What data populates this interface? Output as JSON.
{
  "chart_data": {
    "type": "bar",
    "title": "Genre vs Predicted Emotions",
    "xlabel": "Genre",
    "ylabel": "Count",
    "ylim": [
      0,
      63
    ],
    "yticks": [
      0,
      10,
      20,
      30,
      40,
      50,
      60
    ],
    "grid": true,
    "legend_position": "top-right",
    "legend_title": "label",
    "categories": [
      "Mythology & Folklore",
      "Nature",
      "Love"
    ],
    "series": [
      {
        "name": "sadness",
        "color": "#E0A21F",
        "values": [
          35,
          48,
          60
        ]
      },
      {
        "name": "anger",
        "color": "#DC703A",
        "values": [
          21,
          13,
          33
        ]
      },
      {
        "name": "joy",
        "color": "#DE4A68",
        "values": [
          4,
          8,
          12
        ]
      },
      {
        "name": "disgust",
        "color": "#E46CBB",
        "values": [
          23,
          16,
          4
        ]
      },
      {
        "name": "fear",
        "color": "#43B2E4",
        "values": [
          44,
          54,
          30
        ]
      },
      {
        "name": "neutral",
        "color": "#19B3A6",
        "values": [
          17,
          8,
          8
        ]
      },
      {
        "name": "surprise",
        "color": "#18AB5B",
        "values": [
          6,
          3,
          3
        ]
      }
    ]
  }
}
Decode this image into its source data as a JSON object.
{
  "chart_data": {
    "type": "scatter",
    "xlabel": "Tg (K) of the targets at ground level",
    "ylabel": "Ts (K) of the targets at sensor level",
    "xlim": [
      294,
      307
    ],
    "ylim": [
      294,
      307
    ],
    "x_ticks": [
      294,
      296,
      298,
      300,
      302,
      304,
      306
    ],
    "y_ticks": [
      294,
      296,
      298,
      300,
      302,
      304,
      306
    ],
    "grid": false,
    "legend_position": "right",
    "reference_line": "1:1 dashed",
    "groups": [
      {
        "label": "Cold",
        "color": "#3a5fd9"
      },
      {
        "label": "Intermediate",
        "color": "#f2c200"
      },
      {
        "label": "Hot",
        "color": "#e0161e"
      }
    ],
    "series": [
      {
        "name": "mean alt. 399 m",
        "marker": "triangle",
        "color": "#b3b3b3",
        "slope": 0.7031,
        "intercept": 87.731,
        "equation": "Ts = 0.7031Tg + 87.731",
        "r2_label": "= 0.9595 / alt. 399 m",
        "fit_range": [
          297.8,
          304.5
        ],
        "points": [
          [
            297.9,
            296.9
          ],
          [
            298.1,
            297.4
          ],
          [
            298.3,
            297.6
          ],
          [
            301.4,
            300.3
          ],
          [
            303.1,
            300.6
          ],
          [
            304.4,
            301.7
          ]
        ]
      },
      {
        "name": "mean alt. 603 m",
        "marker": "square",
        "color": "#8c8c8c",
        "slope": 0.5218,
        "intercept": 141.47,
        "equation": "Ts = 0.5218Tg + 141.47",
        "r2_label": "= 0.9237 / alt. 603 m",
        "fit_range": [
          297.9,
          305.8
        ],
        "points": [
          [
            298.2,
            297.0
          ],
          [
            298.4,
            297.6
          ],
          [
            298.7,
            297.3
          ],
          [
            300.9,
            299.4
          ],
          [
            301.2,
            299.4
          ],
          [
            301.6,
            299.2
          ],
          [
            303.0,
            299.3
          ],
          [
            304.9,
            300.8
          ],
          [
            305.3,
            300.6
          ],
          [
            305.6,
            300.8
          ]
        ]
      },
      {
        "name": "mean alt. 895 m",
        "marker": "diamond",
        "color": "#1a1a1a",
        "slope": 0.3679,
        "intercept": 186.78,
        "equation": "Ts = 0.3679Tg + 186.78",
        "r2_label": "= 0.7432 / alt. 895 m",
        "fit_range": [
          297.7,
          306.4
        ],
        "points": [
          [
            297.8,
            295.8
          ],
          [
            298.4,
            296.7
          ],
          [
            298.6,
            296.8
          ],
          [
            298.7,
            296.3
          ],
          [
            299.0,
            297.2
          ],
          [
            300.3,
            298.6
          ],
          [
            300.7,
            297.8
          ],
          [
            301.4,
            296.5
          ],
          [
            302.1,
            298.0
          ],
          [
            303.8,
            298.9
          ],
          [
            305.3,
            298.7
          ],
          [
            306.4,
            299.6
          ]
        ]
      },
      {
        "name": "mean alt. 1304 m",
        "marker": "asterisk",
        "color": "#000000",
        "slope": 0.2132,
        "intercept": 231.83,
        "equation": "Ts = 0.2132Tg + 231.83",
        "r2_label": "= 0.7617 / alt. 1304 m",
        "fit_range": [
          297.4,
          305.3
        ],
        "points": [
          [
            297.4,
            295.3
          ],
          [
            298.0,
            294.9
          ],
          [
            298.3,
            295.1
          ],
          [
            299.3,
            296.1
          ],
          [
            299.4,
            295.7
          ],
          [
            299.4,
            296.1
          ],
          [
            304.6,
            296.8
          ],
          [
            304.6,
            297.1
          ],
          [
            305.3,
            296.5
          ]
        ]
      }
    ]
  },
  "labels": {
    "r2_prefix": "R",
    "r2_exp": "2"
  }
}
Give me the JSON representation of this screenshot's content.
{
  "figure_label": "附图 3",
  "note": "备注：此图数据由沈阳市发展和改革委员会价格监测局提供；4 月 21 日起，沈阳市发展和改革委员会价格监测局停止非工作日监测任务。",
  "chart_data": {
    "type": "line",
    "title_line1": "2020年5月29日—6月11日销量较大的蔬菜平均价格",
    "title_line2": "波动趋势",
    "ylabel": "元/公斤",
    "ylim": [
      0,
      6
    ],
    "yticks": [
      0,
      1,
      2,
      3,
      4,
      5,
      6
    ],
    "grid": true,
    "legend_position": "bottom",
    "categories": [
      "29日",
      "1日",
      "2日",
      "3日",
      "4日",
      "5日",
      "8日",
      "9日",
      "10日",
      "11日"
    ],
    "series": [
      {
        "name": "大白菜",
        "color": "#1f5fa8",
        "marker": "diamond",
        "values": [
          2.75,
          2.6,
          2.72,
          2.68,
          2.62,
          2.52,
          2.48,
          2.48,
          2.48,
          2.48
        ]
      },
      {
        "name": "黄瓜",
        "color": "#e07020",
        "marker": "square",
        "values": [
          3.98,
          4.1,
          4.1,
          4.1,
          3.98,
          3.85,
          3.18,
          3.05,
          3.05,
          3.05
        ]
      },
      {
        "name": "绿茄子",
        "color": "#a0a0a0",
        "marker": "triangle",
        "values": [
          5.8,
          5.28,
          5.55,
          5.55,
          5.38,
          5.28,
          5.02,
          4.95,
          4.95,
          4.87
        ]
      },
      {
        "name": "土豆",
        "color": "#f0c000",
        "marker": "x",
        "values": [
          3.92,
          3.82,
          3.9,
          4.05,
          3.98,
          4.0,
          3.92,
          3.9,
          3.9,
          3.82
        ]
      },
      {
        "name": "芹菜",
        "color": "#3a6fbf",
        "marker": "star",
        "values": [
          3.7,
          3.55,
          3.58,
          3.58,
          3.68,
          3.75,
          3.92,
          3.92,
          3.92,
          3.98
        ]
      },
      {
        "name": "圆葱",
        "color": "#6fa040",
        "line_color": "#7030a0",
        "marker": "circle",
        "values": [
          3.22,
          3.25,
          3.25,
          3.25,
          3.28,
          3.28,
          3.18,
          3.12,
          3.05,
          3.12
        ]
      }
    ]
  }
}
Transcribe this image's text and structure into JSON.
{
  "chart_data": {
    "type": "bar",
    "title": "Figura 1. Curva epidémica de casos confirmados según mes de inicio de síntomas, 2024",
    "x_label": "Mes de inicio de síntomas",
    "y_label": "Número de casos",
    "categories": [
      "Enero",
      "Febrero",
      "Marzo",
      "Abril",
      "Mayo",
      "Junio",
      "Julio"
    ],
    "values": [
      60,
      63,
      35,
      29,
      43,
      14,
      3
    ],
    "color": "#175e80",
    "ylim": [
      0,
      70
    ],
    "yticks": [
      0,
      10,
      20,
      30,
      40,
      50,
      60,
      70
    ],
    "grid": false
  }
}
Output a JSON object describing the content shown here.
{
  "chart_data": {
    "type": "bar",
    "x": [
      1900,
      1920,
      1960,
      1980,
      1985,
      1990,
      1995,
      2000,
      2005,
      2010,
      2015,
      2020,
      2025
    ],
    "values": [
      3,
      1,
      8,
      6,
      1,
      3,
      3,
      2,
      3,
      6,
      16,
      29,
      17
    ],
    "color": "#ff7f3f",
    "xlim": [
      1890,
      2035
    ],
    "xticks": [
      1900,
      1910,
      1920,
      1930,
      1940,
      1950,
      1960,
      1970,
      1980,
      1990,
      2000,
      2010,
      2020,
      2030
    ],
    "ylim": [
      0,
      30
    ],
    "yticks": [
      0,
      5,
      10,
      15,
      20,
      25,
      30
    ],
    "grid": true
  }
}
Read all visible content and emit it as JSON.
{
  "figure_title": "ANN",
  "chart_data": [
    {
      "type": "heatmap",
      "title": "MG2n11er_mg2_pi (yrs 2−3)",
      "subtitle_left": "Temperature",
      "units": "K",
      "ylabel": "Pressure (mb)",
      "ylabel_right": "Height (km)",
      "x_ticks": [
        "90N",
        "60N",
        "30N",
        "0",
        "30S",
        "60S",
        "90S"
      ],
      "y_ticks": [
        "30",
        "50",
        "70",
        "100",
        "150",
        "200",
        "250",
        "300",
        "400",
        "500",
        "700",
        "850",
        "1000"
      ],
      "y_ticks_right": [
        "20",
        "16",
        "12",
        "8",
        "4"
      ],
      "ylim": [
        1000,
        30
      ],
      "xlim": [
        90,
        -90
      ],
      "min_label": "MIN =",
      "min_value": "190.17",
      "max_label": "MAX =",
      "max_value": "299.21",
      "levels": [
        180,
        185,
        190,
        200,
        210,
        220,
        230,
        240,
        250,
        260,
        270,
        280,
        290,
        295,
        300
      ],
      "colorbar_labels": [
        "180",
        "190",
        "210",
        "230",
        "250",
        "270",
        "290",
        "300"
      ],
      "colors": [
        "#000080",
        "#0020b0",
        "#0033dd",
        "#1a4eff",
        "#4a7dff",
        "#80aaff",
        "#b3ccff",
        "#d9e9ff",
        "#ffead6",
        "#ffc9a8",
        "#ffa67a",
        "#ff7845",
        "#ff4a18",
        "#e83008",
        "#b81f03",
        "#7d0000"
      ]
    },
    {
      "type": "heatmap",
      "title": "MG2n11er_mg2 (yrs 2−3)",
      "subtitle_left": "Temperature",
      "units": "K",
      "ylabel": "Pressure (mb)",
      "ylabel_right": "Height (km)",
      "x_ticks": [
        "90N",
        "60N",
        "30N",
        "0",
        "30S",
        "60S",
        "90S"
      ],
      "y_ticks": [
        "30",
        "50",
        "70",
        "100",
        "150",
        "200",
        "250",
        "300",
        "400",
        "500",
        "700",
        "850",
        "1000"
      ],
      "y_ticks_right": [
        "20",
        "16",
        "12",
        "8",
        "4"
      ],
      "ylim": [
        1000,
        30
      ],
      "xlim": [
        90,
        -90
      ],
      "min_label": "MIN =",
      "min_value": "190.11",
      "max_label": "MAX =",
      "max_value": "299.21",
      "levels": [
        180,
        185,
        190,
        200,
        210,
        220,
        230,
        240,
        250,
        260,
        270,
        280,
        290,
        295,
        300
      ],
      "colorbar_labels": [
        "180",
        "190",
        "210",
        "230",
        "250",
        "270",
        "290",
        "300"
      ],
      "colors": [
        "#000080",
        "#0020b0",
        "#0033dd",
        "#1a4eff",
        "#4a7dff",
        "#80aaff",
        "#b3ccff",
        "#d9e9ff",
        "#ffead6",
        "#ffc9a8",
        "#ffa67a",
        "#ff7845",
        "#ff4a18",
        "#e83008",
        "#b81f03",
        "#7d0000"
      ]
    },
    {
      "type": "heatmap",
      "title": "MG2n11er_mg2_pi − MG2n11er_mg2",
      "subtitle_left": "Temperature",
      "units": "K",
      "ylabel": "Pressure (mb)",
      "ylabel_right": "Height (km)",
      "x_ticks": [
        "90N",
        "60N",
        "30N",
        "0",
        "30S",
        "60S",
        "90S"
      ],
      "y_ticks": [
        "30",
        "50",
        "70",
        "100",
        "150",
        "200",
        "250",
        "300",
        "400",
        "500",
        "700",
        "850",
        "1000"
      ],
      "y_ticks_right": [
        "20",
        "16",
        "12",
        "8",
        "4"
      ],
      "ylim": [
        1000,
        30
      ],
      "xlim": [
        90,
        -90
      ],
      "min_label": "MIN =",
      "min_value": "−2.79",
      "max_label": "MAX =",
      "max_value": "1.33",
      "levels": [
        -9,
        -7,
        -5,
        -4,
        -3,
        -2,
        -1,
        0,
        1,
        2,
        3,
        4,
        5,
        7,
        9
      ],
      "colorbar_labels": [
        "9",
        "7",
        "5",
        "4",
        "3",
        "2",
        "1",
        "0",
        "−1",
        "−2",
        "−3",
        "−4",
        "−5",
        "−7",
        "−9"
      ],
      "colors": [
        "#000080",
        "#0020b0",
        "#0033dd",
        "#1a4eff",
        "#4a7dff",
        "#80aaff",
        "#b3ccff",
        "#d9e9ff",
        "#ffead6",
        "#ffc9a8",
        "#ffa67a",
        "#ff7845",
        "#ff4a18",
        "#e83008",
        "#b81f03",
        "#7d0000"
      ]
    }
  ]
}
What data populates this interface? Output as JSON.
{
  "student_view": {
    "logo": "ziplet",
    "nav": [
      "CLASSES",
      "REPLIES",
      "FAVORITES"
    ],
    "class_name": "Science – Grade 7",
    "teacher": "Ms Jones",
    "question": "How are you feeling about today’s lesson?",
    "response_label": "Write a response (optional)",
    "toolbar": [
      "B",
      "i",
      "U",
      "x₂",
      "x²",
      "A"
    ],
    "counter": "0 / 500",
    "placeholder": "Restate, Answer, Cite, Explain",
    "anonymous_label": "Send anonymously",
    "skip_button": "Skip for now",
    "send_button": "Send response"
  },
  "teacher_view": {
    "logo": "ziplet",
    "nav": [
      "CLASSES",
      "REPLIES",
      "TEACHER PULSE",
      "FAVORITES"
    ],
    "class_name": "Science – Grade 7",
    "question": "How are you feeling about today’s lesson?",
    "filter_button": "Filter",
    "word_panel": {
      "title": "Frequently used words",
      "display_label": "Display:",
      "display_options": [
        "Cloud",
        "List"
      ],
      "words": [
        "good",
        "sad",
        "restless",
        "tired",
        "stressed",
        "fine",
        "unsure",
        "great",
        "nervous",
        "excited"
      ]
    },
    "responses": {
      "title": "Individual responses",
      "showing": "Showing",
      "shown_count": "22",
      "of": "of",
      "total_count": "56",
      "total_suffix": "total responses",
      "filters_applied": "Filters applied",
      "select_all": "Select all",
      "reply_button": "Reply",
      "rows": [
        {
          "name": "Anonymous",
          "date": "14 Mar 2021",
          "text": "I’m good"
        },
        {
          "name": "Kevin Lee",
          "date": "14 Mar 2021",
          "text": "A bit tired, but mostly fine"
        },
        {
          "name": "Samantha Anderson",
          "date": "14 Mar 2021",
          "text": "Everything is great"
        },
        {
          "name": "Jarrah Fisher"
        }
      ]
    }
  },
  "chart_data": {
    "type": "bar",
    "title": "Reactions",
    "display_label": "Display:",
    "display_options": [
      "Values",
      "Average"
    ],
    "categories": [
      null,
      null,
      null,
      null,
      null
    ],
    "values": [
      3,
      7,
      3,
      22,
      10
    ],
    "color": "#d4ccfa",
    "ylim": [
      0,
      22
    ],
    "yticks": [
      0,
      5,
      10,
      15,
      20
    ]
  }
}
━━━━━━━━
__WHAT IS NEEDED__. Filter the listing for the word "into" and copy every line that holds it.

__WRITTEN SOLUTION__.
Decode this image into its source data as a JSON object.
Transcribe this image's text and structure into JSON.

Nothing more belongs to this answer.